Before we continue, lets see if we can see region wise performance of these countries.


In [None]:
%matplotlib inline

plt.style.use('seaborn')
plt.figure(figsize=(15.5,7),dpi=150)
sns.kdeplot(eda_happy["score"],hue=eda_happy['region'],fill=True, linewidth=2)
plt.axvline(eda_happy["score"].mean())
plt.title("Score Distribution by Region",fontsize=16,fontweight='bold')
plt.xlabel('Score',fontsize=14, fontweight='bold')
plt.ylabel('Density', fontsize=14, fontweight='bold')
plt.xlim(0,10)
plt.xticks(fontsize=10)
plt.yticks(fontsize=10)
plt.show()

From the following plot, We can divide the regions based on their peak scores. ie.Region whose peak score lies behind the mean axis can be classified as 'Unhappy Regions' whereas those regions whose peak value is ahead of mean axis can be classified as 'Happy Regions'

Thus, It is clear that Western European Countries has greater performance followed by North American and ANZ regions, Whereas Sub-Saharan Africa has lowest performance followed by South Asian region.

### Variation in Scores over the years:

Now, In order to identify the impact of factors affecting happiness scores let us first observe trends of top 20 countries over the past few years, In order to understand how these scores are varrying over the years

In [None]:
background = "#fbfbfb"
fig, ax = plt.subplots(1,1, figsize=(10, 5),dpi=150)
fig.patch.set_facecolor(background) # figure background color
ax.set_facecolor(background)

# 2021 dataframe 
eda_happy21=eda_happy[eda_happy['year']==2021]
# top 20 happiest countries of 2021
top_list_ = eda_happy21.groupby('country')['score'].mean().sort_values(ascending=False).reset_index()[:20].sort_values(by='score',ascending=True)

plot = 1
# for top 20 happiest countries of 2021 do: 
for country in top_list_['country']:
    m = eda_happy[eda_happy['country'] == country].groupby('country')['score'].mean()
    sns.scatterplot(data=eda_happy[eda_happy['country'] == country], y=plot, x='score',color='grey',s=35,ax=ax)
    sns.scatterplot(data=eda_happy21[eda_happy21['country'] == country], y=plot, x='score',color='red',ec='black',linewidth=1,s=75,ax=ax)   
    sns.scatterplot(data=eda_happy21[eda_happy21['country'] == country], y=plot, x=m,color='gold',ec='black',linewidth=1,s=75,ax=ax)
+ + + + + + +
■ WHAT TO DO ■
Condense the paragraph beginning "Thus, It is clear" in the notebook excerpt on happiness scores into a short list that keeps its main facts. Work from the notebook excerpt on happiness scores alone.

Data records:
+ + + + + + +
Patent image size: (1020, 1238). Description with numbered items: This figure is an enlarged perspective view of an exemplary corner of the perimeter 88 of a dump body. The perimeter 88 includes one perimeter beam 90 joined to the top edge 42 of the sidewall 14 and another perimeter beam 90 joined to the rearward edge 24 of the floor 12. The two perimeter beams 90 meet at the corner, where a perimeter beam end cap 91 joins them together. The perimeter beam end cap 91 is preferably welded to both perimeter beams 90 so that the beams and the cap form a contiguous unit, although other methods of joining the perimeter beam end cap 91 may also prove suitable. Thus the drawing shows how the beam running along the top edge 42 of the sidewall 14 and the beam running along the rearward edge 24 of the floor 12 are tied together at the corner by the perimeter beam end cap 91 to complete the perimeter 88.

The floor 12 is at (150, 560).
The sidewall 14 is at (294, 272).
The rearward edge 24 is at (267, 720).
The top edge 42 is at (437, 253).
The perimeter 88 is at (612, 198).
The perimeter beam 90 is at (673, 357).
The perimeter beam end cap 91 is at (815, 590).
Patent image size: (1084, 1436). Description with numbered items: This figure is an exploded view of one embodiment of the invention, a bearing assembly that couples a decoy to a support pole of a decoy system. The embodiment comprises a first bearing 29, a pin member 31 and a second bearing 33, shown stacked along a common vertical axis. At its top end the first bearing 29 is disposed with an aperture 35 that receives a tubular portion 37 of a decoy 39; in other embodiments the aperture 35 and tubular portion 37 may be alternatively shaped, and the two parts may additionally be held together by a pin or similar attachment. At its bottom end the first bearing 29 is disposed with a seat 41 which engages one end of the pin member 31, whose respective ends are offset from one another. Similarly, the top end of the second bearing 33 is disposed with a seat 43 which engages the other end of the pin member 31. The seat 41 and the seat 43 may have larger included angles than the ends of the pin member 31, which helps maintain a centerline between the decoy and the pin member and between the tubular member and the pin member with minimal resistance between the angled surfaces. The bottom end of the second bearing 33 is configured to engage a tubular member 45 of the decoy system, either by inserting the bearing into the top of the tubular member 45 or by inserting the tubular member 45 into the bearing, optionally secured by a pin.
+ + + + + + +
■ THE RESULT ■
- Highest performance: Western European countries
- Next highest: North American and ANZ regions
- Lowest performance: Sub-Saharan Africa
- Next lowest: South Asian region